- **To do**
Only a number is wanted: how many lines in the records below contain "panel"?

- **Records shown**
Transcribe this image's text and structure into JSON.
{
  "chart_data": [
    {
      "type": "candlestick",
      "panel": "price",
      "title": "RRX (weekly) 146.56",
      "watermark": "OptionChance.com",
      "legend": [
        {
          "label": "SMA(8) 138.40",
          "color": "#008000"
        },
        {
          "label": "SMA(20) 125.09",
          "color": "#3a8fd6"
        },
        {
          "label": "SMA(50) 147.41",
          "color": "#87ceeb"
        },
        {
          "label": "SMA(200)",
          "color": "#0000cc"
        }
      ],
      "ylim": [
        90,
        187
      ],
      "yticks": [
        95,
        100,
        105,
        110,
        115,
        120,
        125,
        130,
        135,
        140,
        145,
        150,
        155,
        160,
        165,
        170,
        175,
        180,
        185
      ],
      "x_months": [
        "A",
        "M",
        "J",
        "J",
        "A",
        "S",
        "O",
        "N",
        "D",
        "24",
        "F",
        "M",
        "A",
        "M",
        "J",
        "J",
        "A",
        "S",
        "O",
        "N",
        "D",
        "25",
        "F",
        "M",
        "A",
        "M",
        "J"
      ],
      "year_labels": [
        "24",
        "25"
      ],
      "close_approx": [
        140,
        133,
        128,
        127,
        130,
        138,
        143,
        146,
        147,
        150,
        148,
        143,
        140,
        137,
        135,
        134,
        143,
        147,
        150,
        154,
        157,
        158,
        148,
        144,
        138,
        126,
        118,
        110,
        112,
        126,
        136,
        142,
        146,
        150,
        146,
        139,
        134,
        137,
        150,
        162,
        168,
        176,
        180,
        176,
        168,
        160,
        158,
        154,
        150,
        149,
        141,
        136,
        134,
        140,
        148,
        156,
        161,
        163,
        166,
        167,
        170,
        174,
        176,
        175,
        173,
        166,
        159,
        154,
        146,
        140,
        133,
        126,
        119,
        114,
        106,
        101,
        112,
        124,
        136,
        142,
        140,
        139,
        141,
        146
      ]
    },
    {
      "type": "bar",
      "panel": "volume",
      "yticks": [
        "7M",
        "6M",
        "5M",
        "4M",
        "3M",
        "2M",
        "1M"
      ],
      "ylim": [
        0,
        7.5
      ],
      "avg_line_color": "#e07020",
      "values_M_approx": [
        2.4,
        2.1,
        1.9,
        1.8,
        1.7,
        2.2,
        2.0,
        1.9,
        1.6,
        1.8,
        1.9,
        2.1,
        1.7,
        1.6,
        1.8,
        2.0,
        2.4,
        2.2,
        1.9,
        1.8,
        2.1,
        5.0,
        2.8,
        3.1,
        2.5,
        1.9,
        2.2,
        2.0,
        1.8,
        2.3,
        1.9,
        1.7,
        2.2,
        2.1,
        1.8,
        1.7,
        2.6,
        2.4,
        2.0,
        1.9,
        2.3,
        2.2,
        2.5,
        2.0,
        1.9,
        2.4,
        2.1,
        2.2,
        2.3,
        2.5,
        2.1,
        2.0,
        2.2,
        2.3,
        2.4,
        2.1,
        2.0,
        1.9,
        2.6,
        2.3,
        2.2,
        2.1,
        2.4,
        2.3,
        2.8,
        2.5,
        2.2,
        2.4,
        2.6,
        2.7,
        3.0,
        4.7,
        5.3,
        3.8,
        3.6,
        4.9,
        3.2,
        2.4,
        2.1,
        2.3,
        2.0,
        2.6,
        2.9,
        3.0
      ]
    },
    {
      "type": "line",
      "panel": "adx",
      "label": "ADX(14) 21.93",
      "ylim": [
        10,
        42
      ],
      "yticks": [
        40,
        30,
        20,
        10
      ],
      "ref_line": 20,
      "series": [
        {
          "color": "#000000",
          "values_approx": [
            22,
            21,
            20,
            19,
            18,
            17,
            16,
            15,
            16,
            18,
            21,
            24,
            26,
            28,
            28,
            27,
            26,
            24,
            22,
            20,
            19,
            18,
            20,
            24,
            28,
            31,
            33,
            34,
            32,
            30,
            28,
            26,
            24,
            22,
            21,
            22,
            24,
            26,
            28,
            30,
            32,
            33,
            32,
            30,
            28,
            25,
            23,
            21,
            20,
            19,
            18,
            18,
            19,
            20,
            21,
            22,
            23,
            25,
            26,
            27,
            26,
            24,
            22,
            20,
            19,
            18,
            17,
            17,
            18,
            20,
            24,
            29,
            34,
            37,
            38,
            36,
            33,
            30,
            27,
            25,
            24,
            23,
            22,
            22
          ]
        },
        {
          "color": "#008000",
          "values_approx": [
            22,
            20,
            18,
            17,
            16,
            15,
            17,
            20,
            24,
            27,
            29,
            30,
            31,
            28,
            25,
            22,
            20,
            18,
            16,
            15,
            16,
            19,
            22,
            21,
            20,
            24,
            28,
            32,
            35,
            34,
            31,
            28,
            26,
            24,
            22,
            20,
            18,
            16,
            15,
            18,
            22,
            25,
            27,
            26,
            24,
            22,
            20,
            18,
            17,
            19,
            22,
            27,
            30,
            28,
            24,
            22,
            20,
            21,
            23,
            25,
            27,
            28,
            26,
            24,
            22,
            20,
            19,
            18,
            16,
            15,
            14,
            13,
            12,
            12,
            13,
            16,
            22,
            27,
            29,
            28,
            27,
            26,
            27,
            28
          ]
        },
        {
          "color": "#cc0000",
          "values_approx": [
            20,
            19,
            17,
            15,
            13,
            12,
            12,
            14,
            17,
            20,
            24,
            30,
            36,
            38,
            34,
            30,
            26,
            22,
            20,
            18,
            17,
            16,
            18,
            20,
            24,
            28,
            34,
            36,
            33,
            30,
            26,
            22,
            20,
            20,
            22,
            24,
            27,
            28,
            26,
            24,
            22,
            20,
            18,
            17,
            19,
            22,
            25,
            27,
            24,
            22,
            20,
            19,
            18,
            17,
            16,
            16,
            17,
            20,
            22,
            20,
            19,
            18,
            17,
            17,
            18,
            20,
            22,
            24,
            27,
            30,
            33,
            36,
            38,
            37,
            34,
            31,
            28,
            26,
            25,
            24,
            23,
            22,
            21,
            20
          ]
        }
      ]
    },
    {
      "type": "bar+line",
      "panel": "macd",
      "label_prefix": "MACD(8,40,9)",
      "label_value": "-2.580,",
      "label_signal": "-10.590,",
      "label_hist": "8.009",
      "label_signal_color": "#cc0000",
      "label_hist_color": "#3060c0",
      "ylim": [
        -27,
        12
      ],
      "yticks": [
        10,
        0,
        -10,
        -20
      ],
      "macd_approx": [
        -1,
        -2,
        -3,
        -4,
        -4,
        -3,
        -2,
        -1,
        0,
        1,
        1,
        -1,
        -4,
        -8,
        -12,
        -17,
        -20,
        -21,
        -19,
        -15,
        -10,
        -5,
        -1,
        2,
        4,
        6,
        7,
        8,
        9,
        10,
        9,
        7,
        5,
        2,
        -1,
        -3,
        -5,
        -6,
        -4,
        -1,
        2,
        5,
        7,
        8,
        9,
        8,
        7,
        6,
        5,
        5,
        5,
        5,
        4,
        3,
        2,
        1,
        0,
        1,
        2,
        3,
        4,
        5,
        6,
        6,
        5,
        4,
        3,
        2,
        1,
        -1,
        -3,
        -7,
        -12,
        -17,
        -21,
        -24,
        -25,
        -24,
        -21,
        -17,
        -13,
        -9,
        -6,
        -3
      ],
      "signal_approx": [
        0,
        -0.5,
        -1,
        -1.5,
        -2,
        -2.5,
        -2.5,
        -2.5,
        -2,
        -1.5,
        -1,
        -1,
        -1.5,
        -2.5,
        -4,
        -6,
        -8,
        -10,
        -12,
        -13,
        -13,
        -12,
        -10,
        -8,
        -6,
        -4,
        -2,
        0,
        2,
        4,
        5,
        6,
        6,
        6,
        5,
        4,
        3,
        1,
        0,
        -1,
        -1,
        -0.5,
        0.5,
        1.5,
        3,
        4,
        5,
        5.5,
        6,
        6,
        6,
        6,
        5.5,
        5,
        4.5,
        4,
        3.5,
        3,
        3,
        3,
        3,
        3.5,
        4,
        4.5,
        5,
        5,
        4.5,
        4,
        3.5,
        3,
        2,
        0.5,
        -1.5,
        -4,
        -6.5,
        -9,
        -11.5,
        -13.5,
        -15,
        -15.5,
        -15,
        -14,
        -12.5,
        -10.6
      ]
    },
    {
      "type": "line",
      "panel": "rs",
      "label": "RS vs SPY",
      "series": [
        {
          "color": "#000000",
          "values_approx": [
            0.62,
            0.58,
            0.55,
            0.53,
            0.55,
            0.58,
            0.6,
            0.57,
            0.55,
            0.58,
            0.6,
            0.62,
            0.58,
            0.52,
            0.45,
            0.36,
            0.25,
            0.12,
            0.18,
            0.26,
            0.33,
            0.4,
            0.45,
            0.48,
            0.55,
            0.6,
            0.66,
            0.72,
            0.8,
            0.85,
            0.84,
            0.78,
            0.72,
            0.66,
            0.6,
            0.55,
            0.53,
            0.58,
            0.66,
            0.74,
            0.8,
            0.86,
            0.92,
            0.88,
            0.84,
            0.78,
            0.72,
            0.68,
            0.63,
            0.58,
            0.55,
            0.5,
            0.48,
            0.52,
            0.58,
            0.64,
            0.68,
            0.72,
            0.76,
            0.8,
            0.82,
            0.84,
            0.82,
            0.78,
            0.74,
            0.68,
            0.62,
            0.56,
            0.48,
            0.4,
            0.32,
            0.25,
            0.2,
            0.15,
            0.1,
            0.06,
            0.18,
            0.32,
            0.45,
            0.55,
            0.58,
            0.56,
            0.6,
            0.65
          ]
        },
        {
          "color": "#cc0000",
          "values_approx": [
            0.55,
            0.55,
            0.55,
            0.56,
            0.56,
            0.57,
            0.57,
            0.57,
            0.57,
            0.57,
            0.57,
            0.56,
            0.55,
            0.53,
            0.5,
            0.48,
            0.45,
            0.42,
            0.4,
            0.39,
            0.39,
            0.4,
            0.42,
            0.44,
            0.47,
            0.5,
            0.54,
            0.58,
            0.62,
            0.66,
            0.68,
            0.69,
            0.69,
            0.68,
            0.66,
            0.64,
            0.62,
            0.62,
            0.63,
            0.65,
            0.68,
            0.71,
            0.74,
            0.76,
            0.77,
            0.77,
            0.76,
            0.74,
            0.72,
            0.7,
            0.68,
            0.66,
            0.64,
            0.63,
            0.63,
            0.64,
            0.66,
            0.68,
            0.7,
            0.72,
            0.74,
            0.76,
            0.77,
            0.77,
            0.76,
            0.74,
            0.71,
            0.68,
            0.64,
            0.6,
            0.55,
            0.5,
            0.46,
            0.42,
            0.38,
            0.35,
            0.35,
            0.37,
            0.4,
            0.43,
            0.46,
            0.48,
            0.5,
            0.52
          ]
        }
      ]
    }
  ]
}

- **Solution for this exercise**
5